====== Exercise data ======
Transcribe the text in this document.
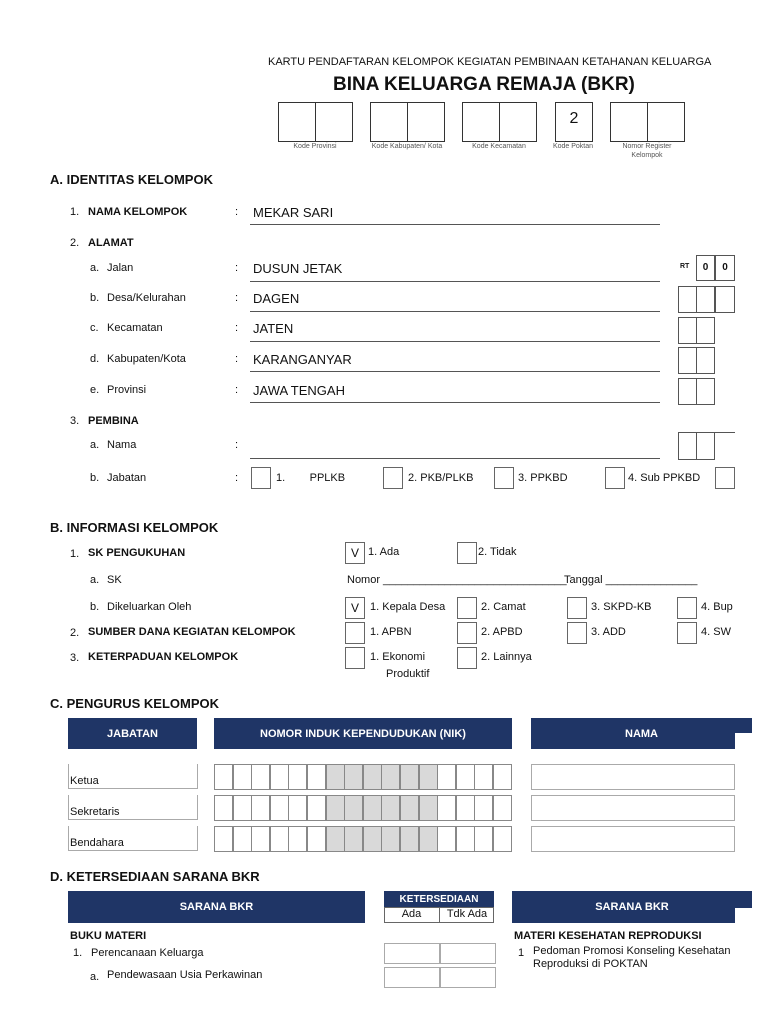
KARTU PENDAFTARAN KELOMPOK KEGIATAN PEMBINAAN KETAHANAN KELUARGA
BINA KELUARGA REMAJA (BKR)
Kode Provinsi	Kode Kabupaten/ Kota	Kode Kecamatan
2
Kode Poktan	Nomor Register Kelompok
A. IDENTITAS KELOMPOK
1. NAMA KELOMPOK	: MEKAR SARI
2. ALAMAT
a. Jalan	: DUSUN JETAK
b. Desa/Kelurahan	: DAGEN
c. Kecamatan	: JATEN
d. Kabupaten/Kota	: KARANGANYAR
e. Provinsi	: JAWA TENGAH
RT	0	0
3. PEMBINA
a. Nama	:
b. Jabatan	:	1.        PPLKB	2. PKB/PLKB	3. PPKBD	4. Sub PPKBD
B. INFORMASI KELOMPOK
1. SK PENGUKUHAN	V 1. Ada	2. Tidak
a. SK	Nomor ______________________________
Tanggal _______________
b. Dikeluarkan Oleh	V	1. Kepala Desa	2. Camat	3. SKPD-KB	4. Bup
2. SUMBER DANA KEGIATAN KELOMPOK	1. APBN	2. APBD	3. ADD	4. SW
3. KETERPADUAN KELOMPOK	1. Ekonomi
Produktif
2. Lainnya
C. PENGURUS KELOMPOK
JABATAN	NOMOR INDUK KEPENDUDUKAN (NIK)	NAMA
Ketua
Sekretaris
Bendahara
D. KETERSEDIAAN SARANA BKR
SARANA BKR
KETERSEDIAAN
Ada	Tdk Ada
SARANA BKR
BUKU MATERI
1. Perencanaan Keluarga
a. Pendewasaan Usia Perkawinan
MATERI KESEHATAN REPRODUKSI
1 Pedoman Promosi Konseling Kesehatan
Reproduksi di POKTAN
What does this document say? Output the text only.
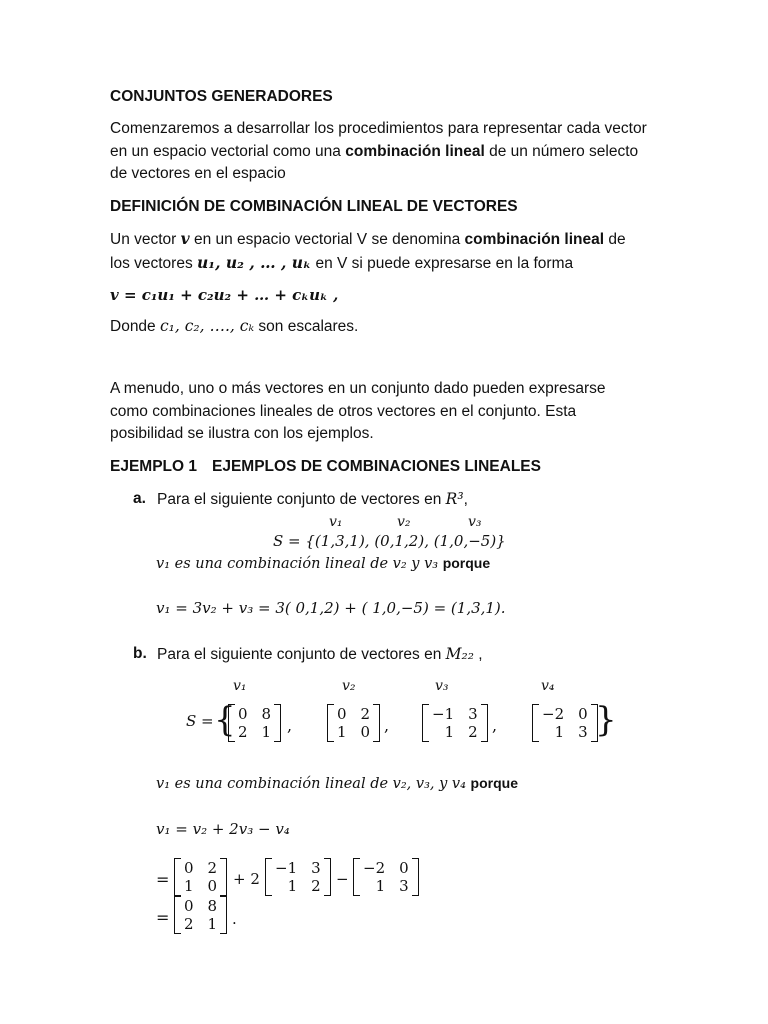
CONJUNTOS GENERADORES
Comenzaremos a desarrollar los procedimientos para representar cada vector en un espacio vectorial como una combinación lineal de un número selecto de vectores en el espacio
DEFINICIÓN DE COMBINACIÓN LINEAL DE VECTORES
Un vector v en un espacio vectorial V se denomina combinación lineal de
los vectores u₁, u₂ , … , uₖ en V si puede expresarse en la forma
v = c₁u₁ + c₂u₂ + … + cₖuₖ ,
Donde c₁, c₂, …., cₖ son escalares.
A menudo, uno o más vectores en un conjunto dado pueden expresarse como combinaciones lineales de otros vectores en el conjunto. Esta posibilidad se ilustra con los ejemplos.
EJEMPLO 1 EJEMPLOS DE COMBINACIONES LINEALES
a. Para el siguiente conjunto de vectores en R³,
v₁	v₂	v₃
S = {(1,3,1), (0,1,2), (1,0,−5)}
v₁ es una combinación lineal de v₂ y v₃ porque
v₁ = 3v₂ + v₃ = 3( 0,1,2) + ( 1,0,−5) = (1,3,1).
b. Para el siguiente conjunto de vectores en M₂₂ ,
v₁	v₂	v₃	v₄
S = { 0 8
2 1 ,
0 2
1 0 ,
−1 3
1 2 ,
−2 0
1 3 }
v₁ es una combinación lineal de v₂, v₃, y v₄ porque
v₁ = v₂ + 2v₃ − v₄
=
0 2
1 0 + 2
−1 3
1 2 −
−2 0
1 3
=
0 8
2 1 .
======
**Job:** List all lines above in which the string "this" appears.

**Final result:**
Transcribe the text in this document.
What does this document say? Output the text only.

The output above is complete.